==== Input material

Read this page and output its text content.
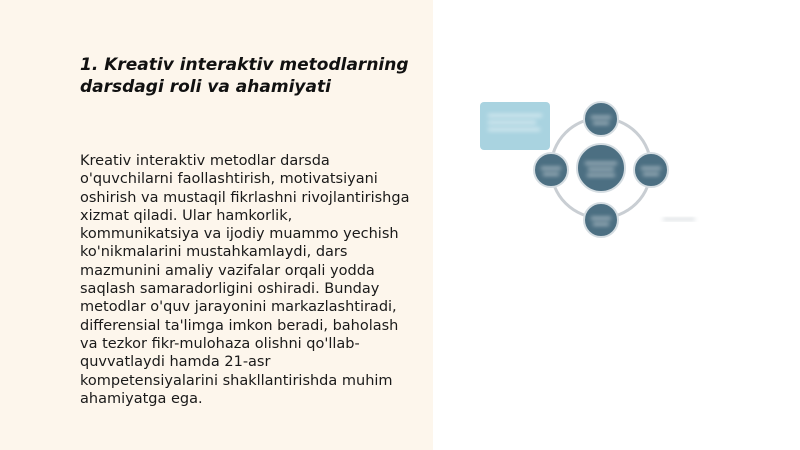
1. Kreativ interaktiv metodlarning darsdagi roli va ahamiyati

Kreativ interaktiv metodlar darsda o'quvchilarni faollashtirish, motivatsiyani oshirish va mustaqil fikrlashni rivojlantirishga xizmat qiladi. Ular hamkorlik, kommunikatsiya va ijodiy muammo yechish ko'nikmalarini mustahkamlaydi, dars mazmunini amaliy vazifalar orqali yodda saqlash samaradorligini oshiradi. Bunday metodlar o'quv jarayonini markazlashtiradi, differensial ta'limga imkon beradi, baholash va tezkor fikr-mulohaza olishni qo'llab-quvvatlaydi hamda 21-asr kompetensiyalarini shakllantirishda muhim ahamiyatga ega.
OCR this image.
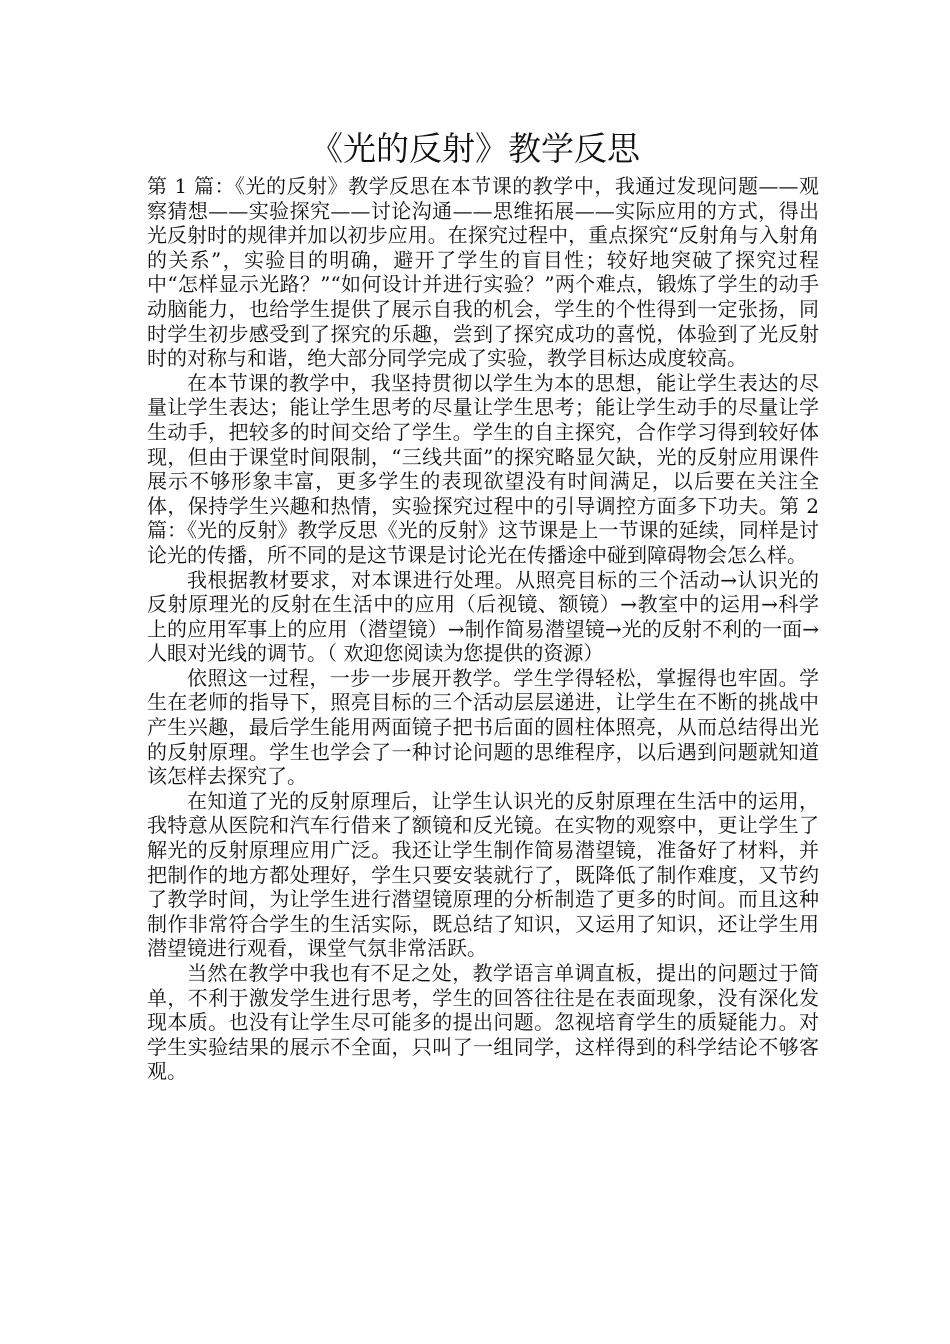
《光的反射》教学反思

第 1 篇：《光的反射》教学反思在本节课的教学中，我通过发现问题——观察猜想——实验探究——讨论沟通——思维拓展——实际应用的方式，得出光反射时的规律并加以初步应用。在探究过程中，重点探究“反射角与入射角的关系”，实验目的明确，避开了学生的盲目性；较好地突破了探究过程中“怎样显示光路？”“如何设计并进行实验？”两个难点，锻炼了学生的动手动脑能力，也给学生提供了展示自我的机会，学生的个性得到一定张扬，同时学生初步感受到了探究的乐趣，尝到了探究成功的喜悦，体验到了光反射时的对称与和谐，绝大部分同学完成了实验，教学目标达成度较高。

在本节课的教学中，我坚持贯彻以学生为本的思想，能让学生表达的尽量让学生表达；能让学生思考的尽量让学生思考；能让学生动手的尽量让学生动手，把较多的时间交给了学生。学生的自主探究，合作学习得到较好体现，但由于课堂时间限制，“三线共面”的探究略显欠缺，光的反射应用课件展示不够形象丰富，更多学生的表现欲望没有时间满足，以后要在关注全体，保持学生兴趣和热情，实验探究过程中的引导调控方面多下功夫。第 2 篇：《光的反射》教学反思《光的反射》这节课是上一节课的延续，同样是讨论光的传播，所不同的是这节课是讨论光在传播途中碰到障碍物会怎么样。

我根据教材要求，对本课进行处理。从照亮目标的三个活动→认识光的反射原理光的反射在生活中的应用（后视镜、额镜）→教室中的运用→科学上的应用军事上的应用（潜望镜）→制作简易潜望镜→光的反射不利的一面→人眼对光线的调节。（ 欢迎您阅读为您提供的资源）

依照这一过程，一步一步展开教学。学生学得轻松，掌握得也牢固。学生在老师的指导下，照亮目标的三个活动层层递进，让学生在不断的挑战中产生兴趣，最后学生能用两面镜子把书后面的圆柱体照亮，从而总结得出光的反射原理。学生也学会了一种讨论问题的思维程序，以后遇到问题就知道该怎样去探究了。

在知道了光的反射原理后，让学生认识光的反射原理在生活中的运用，我特意从医院和汽车行借来了额镜和反光镜。在实物的观察中，更让学生了解光的反射原理应用广泛。我还让学生制作简易潜望镜，准备好了材料，并把制作的地方都处理好，学生只要安装就行了，既降低了制作难度，又节约了教学时间，为让学生进行潜望镜原理的分析制造了更多的时间。而且这种制作非常符合学生的生活实际，既总结了知识，又运用了知识，还让学生用潜望镜进行观看，课堂气氛非常活跃。

当然在教学中我也有不足之处，教学语言单调直板，提出的问题过于简单，不利于激发学生进行思考，学生的回答往往是在表面现象，没有深化发现本质。也没有让学生尽可能多的提出问题。忽视培育学生的质疑能力。对学生实验结果的展示不全面，只叫了一组同学，这样得到的科学结论不够客观。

========

● Exercise description
Check all the records above and select each line where the string "interaktiv" is found.

● Written solution
1. Kreativ interaktiv metodlarning darsdagi roli va ahamiyati
Kreativ interaktiv metodlar darsda o'quvchilarni faollashtirish, motivatsiyani oshirish va mustaqil fikrlashni rivojlantirishga xizmat qiladi. Ular hamkorlik, kommunikatsiya va ijodiy muammo yechish ko'nikmalarini mustahkamlaydi, dars mazmunini amaliy vazifalar orqali yodda saqlash samaradorligini oshiradi. Bunday metodlar o'quv jarayonini markazlashtiradi, differensial ta'limga imkon beradi, baholash va tezkor fikr-mulohaza olishni qo'llab-quvvatlaydi hamda 21-asr kompetensiyalarini shakllantirishda muhim ahamiyatga ega.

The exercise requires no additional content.